## The request
No images are to be carried over; print all other material exactly as it stands.

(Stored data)

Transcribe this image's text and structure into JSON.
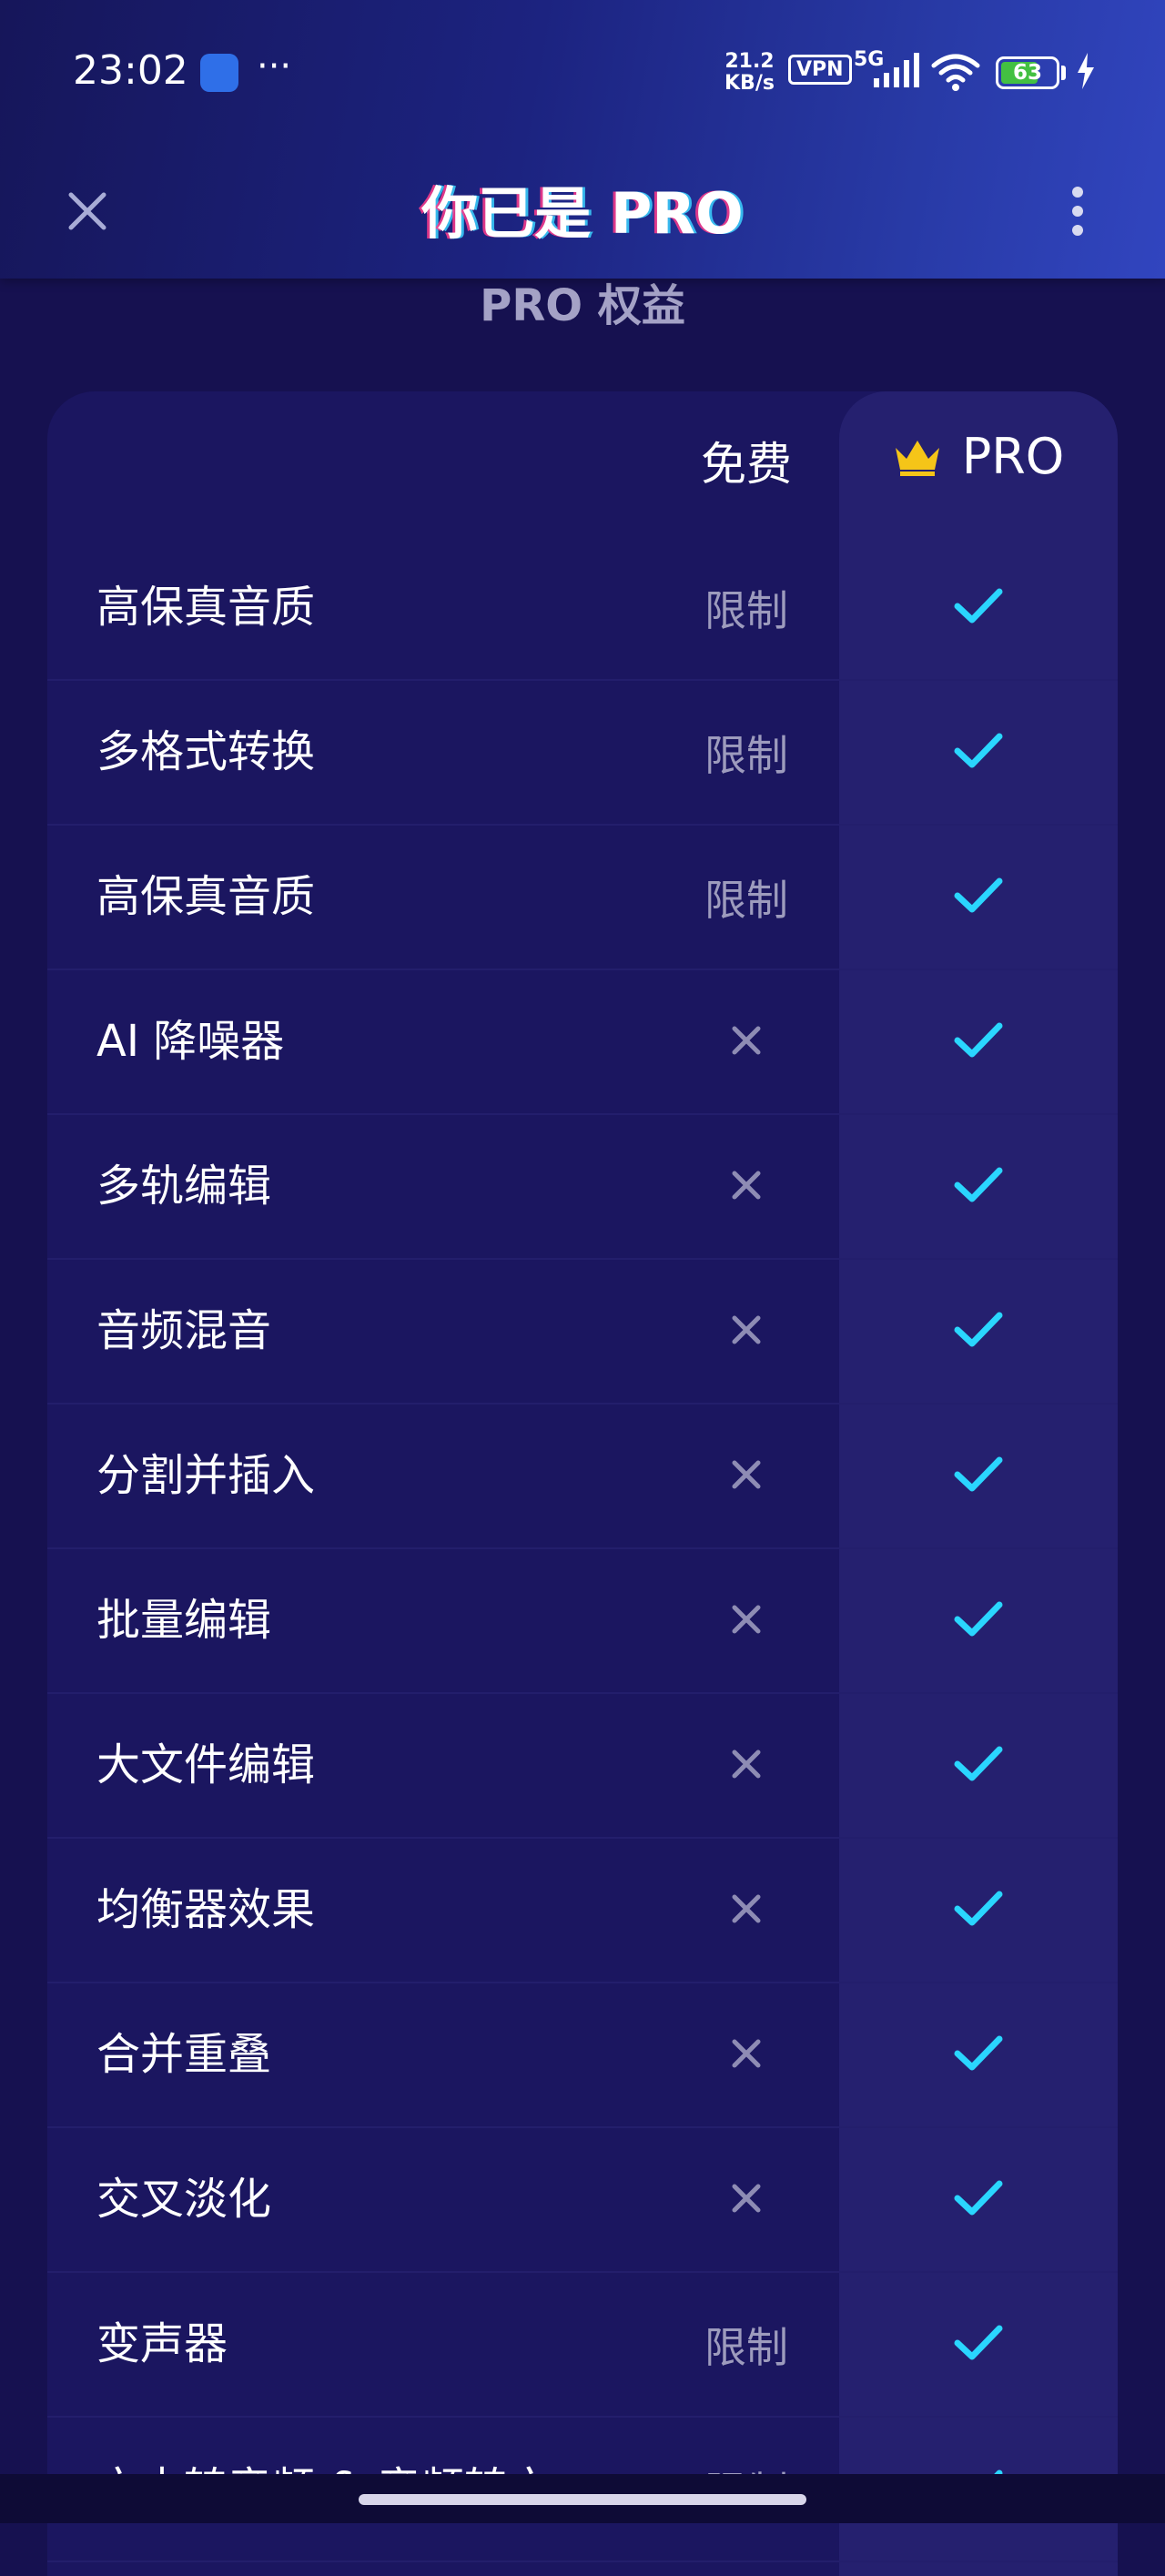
{
  "status_bar": {
    "time": "23:02",
    "more_dots": "···",
    "speed_value": "21.2",
    "speed_unit": "KB/s",
    "vpn": "VPN",
    "network": "5G",
    "battery": "63"
  },
  "header": {
    "title": "你已是 PRO",
    "close_icon": "close-icon",
    "more_icon": "more-vertical-icon"
  },
  "section_title": "PRO 权益",
  "table": {
    "col_free": "免费",
    "col_pro": "PRO",
    "pro_icon": "crown-icon",
    "rows": [
      {
        "feature": "高保真音质",
        "free": "限制",
        "pro": "check"
      },
      {
        "feature": "多格式转换",
        "free": "限制",
        "pro": "check"
      },
      {
        "feature": "高保真音质",
        "free": "限制",
        "pro": "check"
      },
      {
        "feature": "AI 降噪器",
        "free": "cross",
        "pro": "check"
      },
      {
        "feature": "多轨编辑",
        "free": "cross",
        "pro": "check"
      },
      {
        "feature": "音频混音",
        "free": "cross",
        "pro": "check"
      },
      {
        "feature": "分割并插入",
        "free": "cross",
        "pro": "check"
      },
      {
        "feature": "批量编辑",
        "free": "cross",
        "pro": "check"
      },
      {
        "feature": "大文件编辑",
        "free": "cross",
        "pro": "check"
      },
      {
        "feature": "均衡器效果",
        "free": "cross",
        "pro": "check"
      },
      {
        "feature": "合并重叠",
        "free": "cross",
        "pro": "check"
      },
      {
        "feature": "交叉淡化",
        "free": "cross",
        "pro": "check"
      },
      {
        "feature": "变声器",
        "free": "限制",
        "pro": "check"
      },
      {
        "feature": "文本转音频 & 音频转文",
        "free": "限制",
        "pro": "check"
      }
    ]
  },
  "colors": {
    "background": "#161150",
    "table_bg": "#1b1660",
    "pro_column_bg": "#25206f",
    "check": "#2ad6ff",
    "cross": "#8e8cb4",
    "crown": "#f5c518"
  }
}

## Exercise solution
Transcribe this image's text and structure into JSON.
{
  "status_bar": {
    "time": "23:02",
    "more_dots": "···",
    "speed_value": "21.2",
    "speed_unit": "KB/s",
    "vpn": "VPN",
    "network": "5G",
    "battery": "63"
  },
  "header": {
    "title": "你已是 PRO",
    "close_icon": "close-icon",
    "more_icon": "more-vertical-icon"
  },
  "section_title": "PRO 权益",
  "table": {
    "col_free": "免费",
    "col_pro": "PRO",
    "pro_icon": "crown-icon",
    "rows": [
      {
        "feature": "高保真音质",
        "free": "限制",
        "pro": "check"
      },
      {
        "feature": "多格式转换",
        "free": "限制",
        "pro": "check"
      },
      {
        "feature": "高保真音质",
        "free": "限制",
        "pro": "check"
      },
      {
        "feature": "AI 降噪器",
        "free": "cross",
        "pro": "check"
      },
      {
        "feature": "多轨编辑",
        "free": "cross",
        "pro": "check"
      },
      {
        "feature": "音频混音",
        "free": "cross",
        "pro": "check"
      },
      {
        "feature": "分割并插入",
        "free": "cross",
        "pro": "check"
      },
      {
        "feature": "批量编辑",
        "free": "cross",
        "pro": "check"
      },
      {
        "feature": "大文件编辑",
        "free": "cross",
        "pro": "check"
      },
      {
        "feature": "均衡器效果",
        "free": "cross",
        "pro": "check"
      },
      {
        "feature": "合并重叠",
        "free": "cross",
        "pro": "check"
      },
      {
        "feature": "交叉淡化",
        "free": "cross",
        "pro": "check"
      },
      {
        "feature": "变声器",
        "free": "限制",
        "pro": "check"
      },
      {
        "feature": "文本转音频 & 音频转文",
        "free": "限制",
        "pro": "check"
      }
    ]
  },
  "colors": {
    "background": "#161150",
    "table_bg": "#1b1660",
    "pro_column_bg": "#25206f",
    "check": "#2ad6ff",
    "cross": "#8e8cb4",
    "crown": "#f5c518"
  }
}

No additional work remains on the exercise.